* WHAT IS REQUIRED *
Write out each line that follows exactly as it stands, without the pictures.

Start SUPPLIED ENTRIES

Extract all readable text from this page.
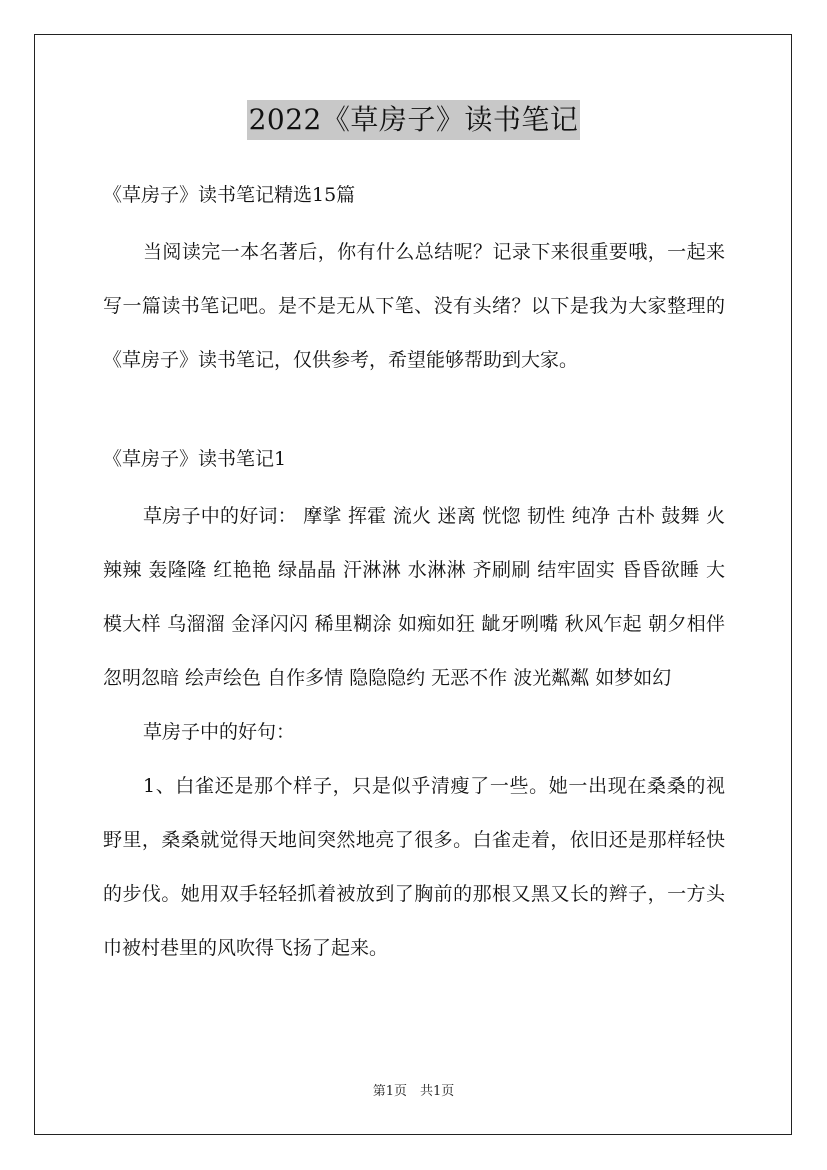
2022《草房子》读书笔记

《草房子》读书笔记精选15篇

当阅读完一本名著后，你有什么总结呢？记录下来很重要哦，一起来写一篇读书笔记吧。是不是无从下笔、没有头绪？以下是我为大家整理的《草房子》读书笔记，仅供参考，希望能够帮助到大家。

《草房子》读书笔记1

草房子中的好词： 摩挲 挥霍 流火 迷离 恍惚 韧性 纯净 古朴 鼓舞 火辣辣 轰隆隆 红艳艳 绿晶晶 汗淋淋 水淋淋 齐刷刷 结牢固实 昏昏欲睡 大模大样 乌溜溜 金泽闪闪 稀里糊涂 如痴如狂 龇牙咧嘴 秋风乍起 朝夕相伴 忽明忽暗 绘声绘色 自作多情 隐隐隐约 无恶不作 波光粼粼 如梦如幻

草房子中的好句：

1、白雀还是那个样子，只是似乎清瘦了一些。她一出现在桑桑的视野里，桑桑就觉得天地间突然地亮了很多。白雀走着，依旧还是那样轻快的步伐。她用双手轻轻抓着被放到了胸前的那根又黑又长的辫子，一方头巾被村巷里的风吹得飞扬了起来。

第1页　共1页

End SUPPLIED ENTRIES

* PROBLEM SOLUTION *
Extract all readable text from this page.
2022《草房子》读书笔记

《草房子》读书笔记精选15篇

当阅读完一本名著后，你有什么总结呢？记录下来很重要哦，一起来写一篇读书笔记吧。是不是无从下笔、没有头绪？以下是我为大家整理的《草房子》读书笔记，仅供参考，希望能够帮助到大家。

《草房子》读书笔记1

草房子中的好词： 摩挲 挥霍 流火 迷离 恍惚 韧性 纯净 古朴 鼓舞 火辣辣 轰隆隆 红艳艳 绿晶晶 汗淋淋 水淋淋 齐刷刷 结牢固实 昏昏欲睡 大模大样 乌溜溜 金泽闪闪 稀里糊涂 如痴如狂 龇牙咧嘴 秋风乍起 朝夕相伴 忽明忽暗 绘声绘色 自作多情 隐隐隐约 无恶不作 波光粼粼 如梦如幻

草房子中的好句：

1、白雀还是那个样子，只是似乎清瘦了一些。她一出现在桑桑的视野里，桑桑就觉得天地间突然地亮了很多。白雀走着，依旧还是那样轻快的步伐。她用双手轻轻抓着被放到了胸前的那根又黑又长的辫子，一方头巾被村巷里的风吹得飞扬了起来。

第1页　共1页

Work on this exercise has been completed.